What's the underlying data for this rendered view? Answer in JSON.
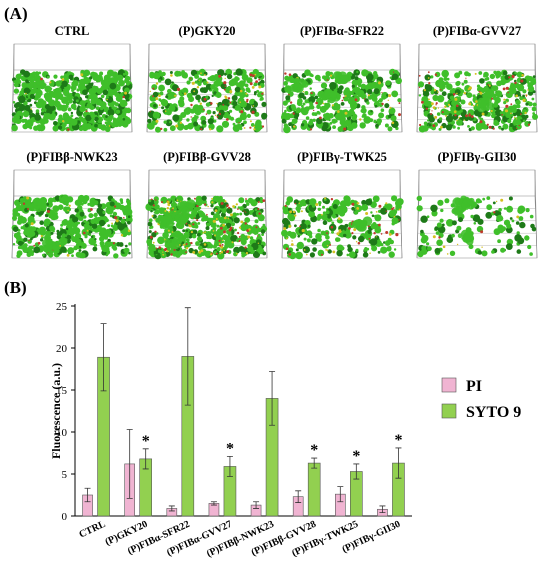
{
  "panels": {
    "a_label": "(A)",
    "b_label": "(B)"
  },
  "images": [
    {
      "title": "CTRL",
      "icon": "biofilm-image",
      "green_density": 1.0,
      "red_density": 0.05,
      "clusters": 0
    },
    {
      "title": "(P)GKY20",
      "icon": "biofilm-image",
      "green_density": 0.55,
      "red_density": 0.3,
      "clusters": 0
    },
    {
      "title": "(P)FIBα-SFR22",
      "icon": "biofilm-image",
      "green_density": 0.6,
      "red_density": 0.15,
      "clusters": 3
    },
    {
      "title": "(P)FIBα-GVV27",
      "icon": "biofilm-image",
      "green_density": 0.6,
      "red_density": 0.35,
      "clusters": 2
    },
    {
      "title": "(P)FIBβ-NWK23",
      "icon": "biofilm-image",
      "green_density": 0.8,
      "red_density": 0.1,
      "clusters": 2
    },
    {
      "title": "(P)FIBβ-GVV28",
      "icon": "biofilm-image",
      "green_density": 0.7,
      "red_density": 0.5,
      "clusters": 4
    },
    {
      "title": "(P)FIBγ-TWK25",
      "icon": "biofilm-image",
      "green_density": 0.45,
      "red_density": 0.25,
      "clusters": 1
    },
    {
      "title": "(P)FIBγ-GII30",
      "icon": "biofilm-image",
      "green_density": 0.22,
      "red_density": 0.05,
      "clusters": 4
    }
  ],
  "colors": {
    "pi": "#f0b4d2",
    "syto9": "#92d050",
    "bar_edge": "#555555",
    "biofilm_green": "#3fbf2a",
    "biofilm_dark": "#1e7a18",
    "biofilm_red": "#c0392b",
    "biofilm_yellow": "#d4c021"
  },
  "chart_data": {
    "type": "bar",
    "ylabel": "Fluorescence (a.u.)",
    "ylim": [
      0,
      25
    ],
    "yticks": [
      0,
      5,
      10,
      15,
      20,
      25
    ],
    "categories": [
      "CTRL",
      "(P)GKY20",
      "(P)FIBα-SFR22",
      "(P)FIBα-GVV27",
      "(P)FIBβ-NWK23",
      "(P)FIBβ-GVV28",
      "(P)FIBγ-TWK25",
      "(P)FIBγ-GII30"
    ],
    "series": [
      {
        "name": "PI",
        "values": [
          2.5,
          6.2,
          0.9,
          1.5,
          1.3,
          2.3,
          2.6,
          0.8
        ],
        "errors": [
          0.8,
          4.1,
          0.3,
          0.2,
          0.4,
          0.7,
          0.9,
          0.4
        ]
      },
      {
        "name": "SYTO 9",
        "values": [
          18.9,
          6.8,
          19.0,
          5.9,
          14.0,
          6.3,
          5.3,
          6.3
        ],
        "errors": [
          4.0,
          1.2,
          5.8,
          1.2,
          3.2,
          0.6,
          0.9,
          1.8
        ]
      }
    ],
    "significance": [
      "",
      "*",
      "",
      "*",
      "",
      "*",
      "*",
      "*"
    ],
    "legend_position": "right",
    "grid": false
  }
}
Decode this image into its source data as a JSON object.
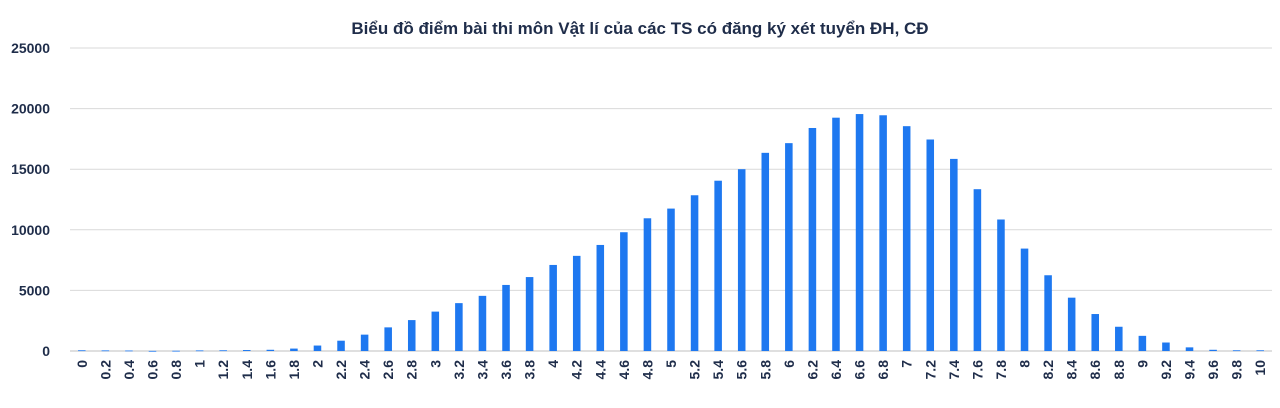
▬▬▬▬▬▬
Your instructions |
Copy everything in the records above except the pictures, exactly as written.

Task answer |
What's the underlying data for this rendered view? Answer in JSON.
{
  "panels": {
    "a_label": "(A)",
    "b_label": "(B)"
  },
  "images": [
    {
      "title": "CTRL",
      "icon": "biofilm-image",
      "green_density": 1.0,
      "red_density": 0.05,
      "clusters": 0
    },
    {
      "title": "(P)GKY20",
      "icon": "biofilm-image",
      "green_density": 0.55,
      "red_density": 0.3,
      "clusters": 0
    },
    {
      "title": "(P)FIBα-SFR22",
      "icon": "biofilm-image",
      "green_density": 0.6,
      "red_density": 0.15,
      "clusters": 3
    },
    {
      "title": "(P)FIBα-GVV27",
      "icon": "biofilm-image",
      "green_density": 0.6,
      "red_density": 0.35,
      "clusters": 2
    },
    {
      "title": "(P)FIBβ-NWK23",
      "icon": "biofilm-image",
      "green_density": 0.8,
      "red_density": 0.1,
      "clusters": 2
    },
    {
      "title": "(P)FIBβ-GVV28",
      "icon": "biofilm-image",
      "green_density": 0.7,
      "red_density": 0.5,
      "clusters": 4
    },
    {
      "title": "(P)FIBγ-TWK25",
      "icon": "biofilm-image",
      "green_density": 0.45,
      "red_density": 0.25,
      "clusters": 1
    },
    {
      "title": "(P)FIBγ-GII30",
      "icon": "biofilm-image",
      "green_density": 0.22,
      "red_density": 0.05,
      "clusters": 4
    }
  ],
  "colors": {
    "pi": "#f0b4d2",
    "syto9": "#92d050",
    "bar_edge": "#555555",
    "biofilm_green": "#3fbf2a",
    "biofilm_dark": "#1e7a18",
    "biofilm_red": "#c0392b",
    "biofilm_yellow": "#d4c021"
  },
  "chart_data": {
    "type": "bar",
    "ylabel": "Fluorescence (a.u.)",
    "ylim": [
      0,
      25
    ],
    "yticks": [
      0,
      5,
      10,
      15,
      20,
      25
    ],
    "categories": [
      "CTRL",
      "(P)GKY20",
      "(P)FIBα-SFR22",
      "(P)FIBα-GVV27",
      "(P)FIBβ-NWK23",
      "(P)FIBβ-GVV28",
      "(P)FIBγ-TWK25",
      "(P)FIBγ-GII30"
    ],
    "series": [
      {
        "name": "PI",
        "values": [
          2.5,
          6.2,
          0.9,
          1.5,
          1.3,
          2.3,
          2.6,
          0.8
        ],
        "errors": [
          0.8,
          4.1,
          0.3,
          0.2,
          0.4,
          0.7,
          0.9,
          0.4
        ]
      },
      {
        "name": "SYTO 9",
        "values": [
          18.9,
          6.8,
          19.0,
          5.9,
          14.0,
          6.3,
          5.3,
          6.3
        ],
        "errors": [
          4.0,
          1.2,
          5.8,
          1.2,
          3.2,
          0.6,
          0.9,
          1.8
        ]
      }
    ],
    "significance": [
      "",
      "*",
      "",
      "*",
      "",
      "*",
      "*",
      "*"
    ],
    "legend_position": "right",
    "grid": false
  }
}
Decode this image into its source data as a JSON object.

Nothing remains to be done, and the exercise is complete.